→ **EXTRACTED TEXT**:
┄┄┄┄┄┄

Furthermore, it has been reported that NEK8 may potentially play the role of an oncoprotein in human gastric cancer through the HIF-1 signalling pathway53. A recent study using bioinformatic analyses has reported that NEK8 can function as a therapeutic target for gliomas54. However, only a few studies have investigated the function of NEK8 in breast cancer cells and its underlying molecular mechanisms. In this study, we found that NEK8 expression was higher in breast cancer cell lines than in normal cell lines.
NEK8 knockdown in breast cancer cell lines significantly inhibited cell proliferation, migration, invasiveness, stemness, and cisplatin chemoresistance in vitro. NEK8 regulated the expression of proliferation-related proteins, including cyclins and CDKs; EMT-related proteins, such as E-cadherin, vimentin, and Slug; and CSC markers, including CD44, Sox2, and Oct4. This indicated that NEK8 affects breast cancer metastasis by regulating the expression of genes related to proliferation, EMT, and stemness. Furthermore, the NEK8 knockdown via shRNA in MDA-MB-231 cells inhibited the tumour-initiating and metastatic potential of MDA-MB-231 cells in vivo.
Our findings support the hypothesis that increased NEK8 expression plays a crucial role in breast cancer cell growth and metastasis. WNT/β-catenin pathway plays a vital role in many cellular processes, including cell growth, differentiation, tumourigenesis, chemoresistance, and cell cycle progression. The translocation of β-catenin into the nucleus triggers various transcription factors, regulating the downstream signalling cascade. The WNT/β-catenin pathway is crucial for the maintenance of breast cancer cells, EMT, and stemness, making it a significant factor for the progression and invasion of breast cancer. Our research found that β-catenin is a crucial downstream mediator of NEK8 in breast cancer.
The downregulation of NEK8 led to a decrease in β-catenin phosphorylation at Ser552 and Ser675. Our Co-IP results indicated that NEK8 interacts directly with β-catenin, which implies that NEK8 is responsible for phosphorylating β-catenin at Ser552 and Ser675. This phosphorylation results in the stabilisation and nuclear accumulation of β-catenin, where it interacts with TCF/LEF-1 transcription factors and activates downstream target genes.
NEK8 knockdown also induced a decrease in the level of Akt phosphorylation at Ser473, which induced β-catenin phosphorylation at Ser55247,55 (Fig. 6M). Additionally, a previous study has reported the role of NEK8 in regulating breast cancer cell growth and mobility through the transcriptional coactivator with PDZ-binding motif (TAZ) pathway56. Another study has also demonstrated that TAZ and β-catenin expression are positively correlated and play a synergistic role in the invasion and metastasis of CSCs21,57. Furthermore, the Hippo‐YAP/TAZ signalling pathway has been confirmed to be located downstream of the standard Wnt signalling pathway, suggesting that NEK8 might be associated with the β-catenin-YAP/TAZ pathway.

┄┄┄┄┄┄

→ **SET OF TASKS**:
1 - In the passage on NEK8 in breast cancer, at which two β-catenin residues did NEK8 downregulation reduce phosphorylation?
2 - Continue the passage on NEK8 in breast cancer from where it stops.

┄┄┄┄┄┄

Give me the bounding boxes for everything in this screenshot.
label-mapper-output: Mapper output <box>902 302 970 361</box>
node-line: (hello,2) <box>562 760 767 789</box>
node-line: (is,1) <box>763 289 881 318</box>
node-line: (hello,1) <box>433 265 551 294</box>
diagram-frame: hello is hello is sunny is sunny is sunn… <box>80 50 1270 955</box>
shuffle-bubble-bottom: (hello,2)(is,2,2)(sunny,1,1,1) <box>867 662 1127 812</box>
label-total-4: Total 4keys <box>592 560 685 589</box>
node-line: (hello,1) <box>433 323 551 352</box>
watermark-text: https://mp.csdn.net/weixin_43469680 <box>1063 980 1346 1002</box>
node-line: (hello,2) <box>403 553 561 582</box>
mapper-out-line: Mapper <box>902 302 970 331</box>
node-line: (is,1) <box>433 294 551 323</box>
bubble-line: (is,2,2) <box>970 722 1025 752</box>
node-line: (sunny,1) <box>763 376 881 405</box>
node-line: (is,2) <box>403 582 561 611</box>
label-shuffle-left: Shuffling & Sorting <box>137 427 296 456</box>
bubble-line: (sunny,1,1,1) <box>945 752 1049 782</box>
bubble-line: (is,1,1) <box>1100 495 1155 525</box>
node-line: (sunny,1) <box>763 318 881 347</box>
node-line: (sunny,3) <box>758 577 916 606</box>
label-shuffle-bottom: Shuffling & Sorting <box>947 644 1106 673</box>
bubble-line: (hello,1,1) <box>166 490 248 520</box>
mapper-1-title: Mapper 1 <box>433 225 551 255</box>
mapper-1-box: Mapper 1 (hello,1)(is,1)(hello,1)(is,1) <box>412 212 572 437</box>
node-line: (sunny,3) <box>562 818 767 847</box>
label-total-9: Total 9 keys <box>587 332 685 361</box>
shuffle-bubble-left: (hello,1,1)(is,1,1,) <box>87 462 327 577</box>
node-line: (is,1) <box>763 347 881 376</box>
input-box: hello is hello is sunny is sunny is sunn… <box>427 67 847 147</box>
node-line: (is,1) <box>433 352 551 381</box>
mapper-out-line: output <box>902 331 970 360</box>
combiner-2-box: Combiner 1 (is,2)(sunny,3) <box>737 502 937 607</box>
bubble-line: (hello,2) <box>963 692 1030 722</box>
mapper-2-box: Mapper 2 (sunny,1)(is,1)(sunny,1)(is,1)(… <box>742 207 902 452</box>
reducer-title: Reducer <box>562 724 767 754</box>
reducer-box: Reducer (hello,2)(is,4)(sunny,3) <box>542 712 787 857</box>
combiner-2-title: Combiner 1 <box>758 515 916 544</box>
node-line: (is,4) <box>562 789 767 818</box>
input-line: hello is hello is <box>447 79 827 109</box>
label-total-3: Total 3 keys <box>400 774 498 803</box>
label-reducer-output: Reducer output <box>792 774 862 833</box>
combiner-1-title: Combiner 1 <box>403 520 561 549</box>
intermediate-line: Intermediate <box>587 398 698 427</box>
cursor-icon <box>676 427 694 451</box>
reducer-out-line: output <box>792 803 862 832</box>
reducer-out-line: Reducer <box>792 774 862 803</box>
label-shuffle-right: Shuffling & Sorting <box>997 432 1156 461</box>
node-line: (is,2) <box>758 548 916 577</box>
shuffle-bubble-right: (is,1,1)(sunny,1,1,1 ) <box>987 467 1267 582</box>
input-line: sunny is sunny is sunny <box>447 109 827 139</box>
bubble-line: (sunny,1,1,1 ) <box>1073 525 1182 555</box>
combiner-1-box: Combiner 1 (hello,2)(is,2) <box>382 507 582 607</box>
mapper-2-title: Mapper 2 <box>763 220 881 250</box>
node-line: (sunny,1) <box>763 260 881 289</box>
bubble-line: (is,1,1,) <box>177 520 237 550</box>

┄┄┄┄┄┄

→ **ANSWERS BY TASK**:
1 - Ser552 and Ser675.

2 -
Finally, this study has some limitations. Although our study demonstrates changes in β-catenin expression levels and subcellular locations, it does not prove a direct association between NEK8 and β-catenin. Therefore, future studies are required to confirm whether NEK8 interacts directly with β-catenin to induce phosphorylation and activation. Furthermore, complete details of the interaction between NEK8 and Akt were not obtained in this study. Thus, the mechanism underlying NEK8-induced Akt-mediated regulation of β-catenin phosphorylation requires further investigation.
Our study reveals new perspectives on the interplay between NEK8 and β-catenin in breast cancer cells, highlighting the crucial role of NEK8 in promoting malignancy through the activation of β-catenin signalling in breast cancer initiation and advancement.
Methods
Gene expression, survival, and prognosis analyses
NEK8 mRNA expression levels were analysed using the Oncomine (https://www.oncomine.org) and TNMplot (http://www.tnmplot.com) databases. TNMplot with RNA-sequencing was used to evaluate NEK8 mRNA expression in normal tissues. The association of NEK8 expression with OS was determined using the Kaplan–Meier plotter database (http://kmplot.com/analysis/). Screening criteria for the plotter were as follows: (1) breast cancer, (2) gene symbol: NEK8, (3) Affy ID: 1557170_at, (4) survival: overall survival (OS) and distant metastasis-free survival (DMFS), and (5) use of an earlier release of the database: 2017 (n = 5143).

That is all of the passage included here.